What this task involves:
Copy these lines exactly as they appear.

□ □ □ □ □ □ □

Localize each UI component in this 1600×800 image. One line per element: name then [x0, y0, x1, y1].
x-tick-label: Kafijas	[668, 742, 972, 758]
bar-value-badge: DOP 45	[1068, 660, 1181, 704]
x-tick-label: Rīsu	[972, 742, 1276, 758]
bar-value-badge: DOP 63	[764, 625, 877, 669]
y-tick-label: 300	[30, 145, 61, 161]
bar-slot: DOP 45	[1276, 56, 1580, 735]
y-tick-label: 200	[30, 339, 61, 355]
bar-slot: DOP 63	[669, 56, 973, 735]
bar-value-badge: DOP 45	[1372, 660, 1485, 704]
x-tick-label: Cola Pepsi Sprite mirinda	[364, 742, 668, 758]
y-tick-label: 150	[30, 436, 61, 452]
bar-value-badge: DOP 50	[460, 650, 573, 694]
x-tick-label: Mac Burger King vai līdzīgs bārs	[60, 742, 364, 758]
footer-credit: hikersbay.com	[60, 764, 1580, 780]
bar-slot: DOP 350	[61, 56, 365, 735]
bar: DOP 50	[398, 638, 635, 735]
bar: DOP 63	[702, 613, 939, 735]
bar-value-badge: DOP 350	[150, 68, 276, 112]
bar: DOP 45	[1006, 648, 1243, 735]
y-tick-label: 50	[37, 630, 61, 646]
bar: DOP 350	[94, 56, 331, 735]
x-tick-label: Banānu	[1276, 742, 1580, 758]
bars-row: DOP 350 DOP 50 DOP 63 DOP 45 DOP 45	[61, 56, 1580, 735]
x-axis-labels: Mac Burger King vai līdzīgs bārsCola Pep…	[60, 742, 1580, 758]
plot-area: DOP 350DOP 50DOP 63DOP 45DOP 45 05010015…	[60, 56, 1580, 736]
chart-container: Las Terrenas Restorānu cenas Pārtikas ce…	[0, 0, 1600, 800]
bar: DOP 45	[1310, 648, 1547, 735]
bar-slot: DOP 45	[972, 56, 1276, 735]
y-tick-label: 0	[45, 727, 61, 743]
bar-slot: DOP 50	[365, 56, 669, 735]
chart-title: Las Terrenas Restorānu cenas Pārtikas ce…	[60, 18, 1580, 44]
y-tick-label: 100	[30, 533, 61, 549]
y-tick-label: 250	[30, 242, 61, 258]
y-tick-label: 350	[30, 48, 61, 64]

□ □ □ □ □ □ □

Answer below:
Localize each UI component in this 1600×800 image. One line per element: name then [x0, y0, x1, y1].
x-tick-label: Kafijas	[668, 742, 972, 758]
bar-value-badge: DOP 45	[1068, 660, 1181, 704]
x-tick-label: Rīsu	[972, 742, 1276, 758]
bar-value-badge: DOP 63	[764, 625, 877, 669]
y-tick-label: 300	[30, 145, 61, 161]
bar-slot: DOP 45	[1276, 56, 1580, 735]
y-tick-label: 200	[30, 339, 61, 355]
bar-slot: DOP 63	[669, 56, 973, 735]
bar-value-badge: DOP 45	[1372, 660, 1485, 704]
x-tick-label: Cola Pepsi Sprite mirinda	[364, 742, 668, 758]
y-tick-label: 150	[30, 436, 61, 452]
bar-value-badge: DOP 50	[460, 650, 573, 694]
x-tick-label: Mac Burger King vai līdzīgs bārs	[60, 742, 364, 758]
footer-credit: hikersbay.com	[60, 764, 1580, 780]
bar-slot: DOP 350	[61, 56, 365, 735]
bar: DOP 50	[398, 638, 635, 735]
bar: DOP 63	[702, 613, 939, 735]
bar-value-badge: DOP 350	[150, 68, 276, 112]
bar: DOP 45	[1006, 648, 1243, 735]
y-tick-label: 50	[37, 630, 61, 646]
bar: DOP 350	[94, 56, 331, 735]
x-tick-label: Banānu	[1276, 742, 1580, 758]
bars-row: DOP 350 DOP 50 DOP 63 DOP 45 DOP 45	[61, 56, 1580, 735]
x-axis-labels: Mac Burger King vai līdzīgs bārsCola Pep…	[60, 742, 1580, 758]
plot-area: DOP 350DOP 50DOP 63DOP 45DOP 45 05010015…	[60, 56, 1580, 736]
chart-container: Las Terrenas Restorānu cenas Pārtikas ce…	[0, 0, 1600, 800]
bar: DOP 45	[1310, 648, 1547, 735]
bar-slot: DOP 45	[972, 56, 1276, 735]
y-tick-label: 0	[45, 727, 61, 743]
bar-slot: DOP 50	[365, 56, 669, 735]
chart-title: Las Terrenas Restorānu cenas Pārtikas ce…	[60, 18, 1580, 44]
y-tick-label: 100	[30, 533, 61, 549]
y-tick-label: 250	[30, 242, 61, 258]
y-tick-label: 350	[30, 48, 61, 64]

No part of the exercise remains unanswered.